• **Supplied data**:
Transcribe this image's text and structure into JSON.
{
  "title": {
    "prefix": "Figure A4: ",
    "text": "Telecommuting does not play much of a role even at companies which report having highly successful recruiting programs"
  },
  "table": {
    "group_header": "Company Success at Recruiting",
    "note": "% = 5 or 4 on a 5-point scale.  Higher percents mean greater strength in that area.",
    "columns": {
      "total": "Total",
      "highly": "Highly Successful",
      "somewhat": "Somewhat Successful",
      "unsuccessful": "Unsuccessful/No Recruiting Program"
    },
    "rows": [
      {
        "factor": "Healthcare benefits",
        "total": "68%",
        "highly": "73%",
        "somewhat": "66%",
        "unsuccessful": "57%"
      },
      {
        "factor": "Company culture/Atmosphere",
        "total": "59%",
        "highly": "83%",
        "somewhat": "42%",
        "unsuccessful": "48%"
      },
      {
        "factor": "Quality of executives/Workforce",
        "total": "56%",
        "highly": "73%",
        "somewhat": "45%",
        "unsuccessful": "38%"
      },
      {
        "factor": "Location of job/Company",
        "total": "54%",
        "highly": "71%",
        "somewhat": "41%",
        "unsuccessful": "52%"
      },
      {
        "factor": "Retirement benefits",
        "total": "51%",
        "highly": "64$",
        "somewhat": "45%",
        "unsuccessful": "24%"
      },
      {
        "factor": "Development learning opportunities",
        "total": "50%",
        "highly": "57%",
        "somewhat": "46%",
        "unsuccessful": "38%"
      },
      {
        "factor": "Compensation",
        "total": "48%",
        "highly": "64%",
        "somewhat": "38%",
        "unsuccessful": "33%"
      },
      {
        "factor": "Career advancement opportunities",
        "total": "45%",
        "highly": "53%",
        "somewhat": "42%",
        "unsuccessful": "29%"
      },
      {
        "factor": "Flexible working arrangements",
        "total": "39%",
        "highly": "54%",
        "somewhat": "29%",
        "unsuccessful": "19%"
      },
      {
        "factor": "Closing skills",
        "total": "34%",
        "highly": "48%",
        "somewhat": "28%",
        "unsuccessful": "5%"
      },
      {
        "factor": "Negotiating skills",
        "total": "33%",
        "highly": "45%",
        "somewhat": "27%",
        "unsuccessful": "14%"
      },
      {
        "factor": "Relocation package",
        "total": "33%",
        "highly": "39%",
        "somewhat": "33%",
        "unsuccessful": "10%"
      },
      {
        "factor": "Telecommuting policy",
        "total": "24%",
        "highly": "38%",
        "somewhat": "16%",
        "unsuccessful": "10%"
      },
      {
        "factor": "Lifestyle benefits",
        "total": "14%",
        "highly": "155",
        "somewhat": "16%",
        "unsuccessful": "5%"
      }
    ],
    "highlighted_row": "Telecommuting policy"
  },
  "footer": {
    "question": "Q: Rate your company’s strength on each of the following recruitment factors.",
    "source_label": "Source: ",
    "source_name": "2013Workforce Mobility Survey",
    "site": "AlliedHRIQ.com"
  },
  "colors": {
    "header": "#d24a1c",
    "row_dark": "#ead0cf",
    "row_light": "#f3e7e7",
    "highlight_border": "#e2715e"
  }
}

• **Exercise aim**:
Copy every line that contains the string "skills".

• **Output**:
        "factor": "Closing skills",
        "factor": "Negotiating skills",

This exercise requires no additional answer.